▶ **THE EXERCISE**: Copy all entries without alteration and skip the pictures they hold.
** Start **
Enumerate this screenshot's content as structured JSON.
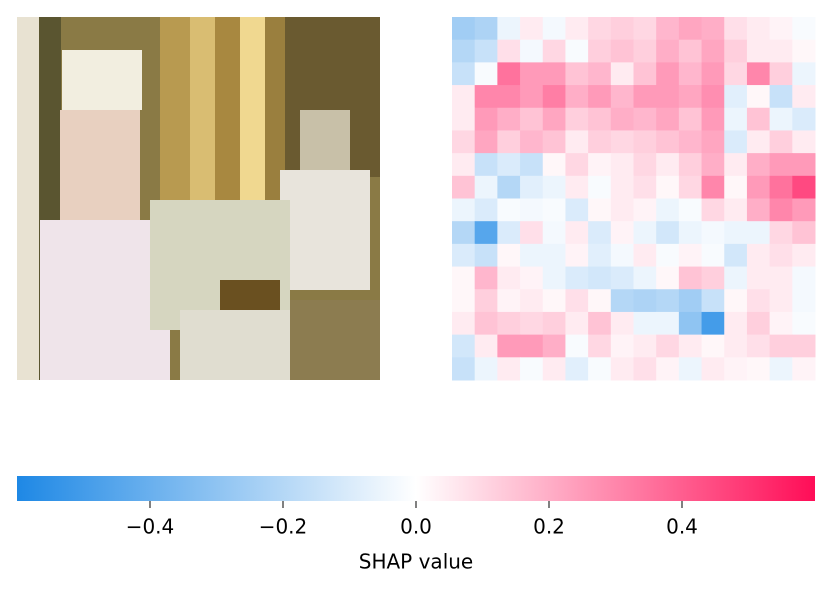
{
  "chart_data": {
    "type": "heatmap",
    "colorbar_label": "SHAP value",
    "colormap": [
      "#1e88e5",
      "#ffffff",
      "#ff0d57"
    ],
    "vlim": [
      -0.6,
      0.6
    ],
    "ticks": [
      {
        "value": -0.4,
        "label": "−0.4"
      },
      {
        "value": -0.2,
        "label": "−0.2"
      },
      {
        "value": 0,
        "label": "0.0"
      },
      0.2,
      0.4
    ],
    "z": [
      [
        -0.25,
        -0.22,
        -0.05,
        0.05,
        -0.03,
        0.05,
        0.1,
        0.12,
        0.1,
        0.18,
        0.22,
        0.2,
        0.08,
        0.05,
        0.03,
        -0.02
      ],
      [
        -0.2,
        -0.15,
        0.08,
        -0.03,
        0.1,
        -0.02,
        0.12,
        0.15,
        0.12,
        0.2,
        0.15,
        0.22,
        0.12,
        0.05,
        0.05,
        0.02
      ],
      [
        -0.15,
        -0.02,
        0.35,
        0.25,
        0.25,
        0.15,
        0.18,
        0.05,
        0.15,
        0.25,
        0.18,
        0.25,
        0.1,
        0.3,
        0.12,
        -0.05
      ],
      [
        0.05,
        0.3,
        0.3,
        0.25,
        0.32,
        0.2,
        0.25,
        0.18,
        0.25,
        0.25,
        0.22,
        0.28,
        -0.08,
        0.02,
        -0.15,
        0.05
      ],
      [
        0.05,
        0.25,
        0.2,
        0.15,
        0.22,
        0.12,
        0.15,
        0.2,
        0.18,
        0.22,
        0.15,
        0.25,
        -0.05,
        0.15,
        -0.05,
        -0.1
      ],
      [
        0.1,
        0.22,
        0.12,
        0.18,
        0.15,
        0.05,
        0.12,
        0.1,
        0.12,
        0.15,
        0.18,
        0.22,
        -0.1,
        0.05,
        0.12,
        0.05
      ],
      [
        0.05,
        -0.15,
        -0.1,
        -0.15,
        0.02,
        0.1,
        0.03,
        0.05,
        0.1,
        0.05,
        0.12,
        0.2,
        0.05,
        0.2,
        0.25,
        0.25
      ],
      [
        0.15,
        -0.05,
        -0.2,
        -0.08,
        -0.05,
        0.05,
        -0.02,
        0.05,
        0.08,
        0.02,
        0.1,
        0.3,
        0.02,
        0.25,
        0.35,
        0.45
      ],
      [
        -0.05,
        -0.1,
        -0.02,
        -0.03,
        -0.02,
        -0.1,
        0.02,
        0.05,
        0.03,
        -0.05,
        -0.02,
        0.1,
        0.05,
        0.2,
        0.3,
        0.25
      ],
      [
        -0.2,
        -0.45,
        -0.1,
        0.08,
        -0.03,
        0.05,
        -0.1,
        0.03,
        -0.05,
        -0.12,
        -0.05,
        -0.03,
        -0.05,
        -0.05,
        0.1,
        0.15
      ],
      [
        -0.1,
        -0.15,
        0.02,
        -0.05,
        -0.05,
        0.03,
        -0.08,
        -0.03,
        0.05,
        -0.02,
        0.03,
        -0.02,
        -0.12,
        0.05,
        0.08,
        0.05
      ],
      [
        0.02,
        0.18,
        0.05,
        0.03,
        -0.05,
        -0.1,
        -0.12,
        -0.1,
        -0.05,
        0.02,
        0.15,
        0.12,
        -0.05,
        0.05,
        0.05,
        -0.03
      ],
      [
        0.02,
        0.12,
        0.03,
        0.05,
        0.02,
        0.08,
        0.02,
        -0.2,
        -0.22,
        -0.2,
        -0.25,
        -0.15,
        0.02,
        0.08,
        0.05,
        -0.03
      ],
      [
        0.05,
        0.15,
        0.12,
        0.1,
        0.12,
        0.05,
        0.15,
        0.05,
        -0.05,
        -0.05,
        -0.3,
        -0.5,
        0.05,
        0.12,
        0.03,
        -0.02
      ],
      [
        -0.12,
        0.05,
        0.25,
        0.25,
        0.2,
        -0.02,
        0.1,
        0.03,
        0.05,
        0.1,
        0.05,
        0.02,
        0.05,
        0.08,
        0.12,
        0.12
      ],
      [
        -0.15,
        -0.05,
        0.05,
        -0.02,
        0.05,
        -0.08,
        -0.02,
        0.05,
        0.08,
        0.03,
        -0.05,
        0.05,
        0.03,
        0.02,
        -0.05,
        0.03
      ]
    ]
  }
}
** End **
▶ **CORRECT RESULT**:
Enumerate this screenshot's content as structured JSON.
{
  "chart_data": {
    "type": "heatmap",
    "colorbar_label": "SHAP value",
    "colormap": [
      "#1e88e5",
      "#ffffff",
      "#ff0d57"
    ],
    "vlim": [
      -0.6,
      0.6
    ],
    "ticks": [
      {
        "value": -0.4,
        "label": "−0.4"
      },
      {
        "value": -0.2,
        "label": "−0.2"
      },
      {
        "value": 0,
        "label": "0.0"
      },
      0.2,
      0.4
    ],
    "z": [
      [
        -0.25,
        -0.22,
        -0.05,
        0.05,
        -0.03,
        0.05,
        0.1,
        0.12,
        0.1,
        0.18,
        0.22,
        0.2,
        0.08,
        0.05,
        0.03,
        -0.02
      ],
      [
        -0.2,
        -0.15,
        0.08,
        -0.03,
        0.1,
        -0.02,
        0.12,
        0.15,
        0.12,
        0.2,
        0.15,
        0.22,
        0.12,
        0.05,
        0.05,
        0.02
      ],
      [
        -0.15,
        -0.02,
        0.35,
        0.25,
        0.25,
        0.15,
        0.18,
        0.05,
        0.15,
        0.25,
        0.18,
        0.25,
        0.1,
        0.3,
        0.12,
        -0.05
      ],
      [
        0.05,
        0.3,
        0.3,
        0.25,
        0.32,
        0.2,
        0.25,
        0.18,
        0.25,
        0.25,
        0.22,
        0.28,
        -0.08,
        0.02,
        -0.15,
        0.05
      ],
      [
        0.05,
        0.25,
        0.2,
        0.15,
        0.22,
        0.12,
        0.15,
        0.2,
        0.18,
        0.22,
        0.15,
        0.25,
        -0.05,
        0.15,
        -0.05,
        -0.1
      ],
      [
        0.1,
        0.22,
        0.12,
        0.18,
        0.15,
        0.05,
        0.12,
        0.1,
        0.12,
        0.15,
        0.18,
        0.22,
        -0.1,
        0.05,
        0.12,
        0.05
      ],
      [
        0.05,
        -0.15,
        -0.1,
        -0.15,
        0.02,
        0.1,
        0.03,
        0.05,
        0.1,
        0.05,
        0.12,
        0.2,
        0.05,
        0.2,
        0.25,
        0.25
      ],
      [
        0.15,
        -0.05,
        -0.2,
        -0.08,
        -0.05,
        0.05,
        -0.02,
        0.05,
        0.08,
        0.02,
        0.1,
        0.3,
        0.02,
        0.25,
        0.35,
        0.45
      ],
      [
        -0.05,
        -0.1,
        -0.02,
        -0.03,
        -0.02,
        -0.1,
        0.02,
        0.05,
        0.03,
        -0.05,
        -0.02,
        0.1,
        0.05,
        0.2,
        0.3,
        0.25
      ],
      [
        -0.2,
        -0.45,
        -0.1,
        0.08,
        -0.03,
        0.05,
        -0.1,
        0.03,
        -0.05,
        -0.12,
        -0.05,
        -0.03,
        -0.05,
        -0.05,
        0.1,
        0.15
      ],
      [
        -0.1,
        -0.15,
        0.02,
        -0.05,
        -0.05,
        0.03,
        -0.08,
        -0.03,
        0.05,
        -0.02,
        0.03,
        -0.02,
        -0.12,
        0.05,
        0.08,
        0.05
      ],
      [
        0.02,
        0.18,
        0.05,
        0.03,
        -0.05,
        -0.1,
        -0.12,
        -0.1,
        -0.05,
        0.02,
        0.15,
        0.12,
        -0.05,
        0.05,
        0.05,
        -0.03
      ],
      [
        0.02,
        0.12,
        0.03,
        0.05,
        0.02,
        0.08,
        0.02,
        -0.2,
        -0.22,
        -0.2,
        -0.25,
        -0.15,
        0.02,
        0.08,
        0.05,
        -0.03
      ],
      [
        0.05,
        0.15,
        0.12,
        0.1,
        0.12,
        0.05,
        0.15,
        0.05,
        -0.05,
        -0.05,
        -0.3,
        -0.5,
        0.05,
        0.12,
        0.03,
        -0.02
      ],
      [
        -0.12,
        0.05,
        0.25,
        0.25,
        0.2,
        -0.02,
        0.1,
        0.03,
        0.05,
        0.1,
        0.05,
        0.02,
        0.05,
        0.08,
        0.12,
        0.12
      ],
      [
        -0.15,
        -0.05,
        0.05,
        -0.02,
        0.05,
        -0.08,
        -0.02,
        0.05,
        0.08,
        0.03,
        -0.05,
        0.05,
        0.03,
        0.02,
        -0.05,
        0.03
      ]
    ]
  }
}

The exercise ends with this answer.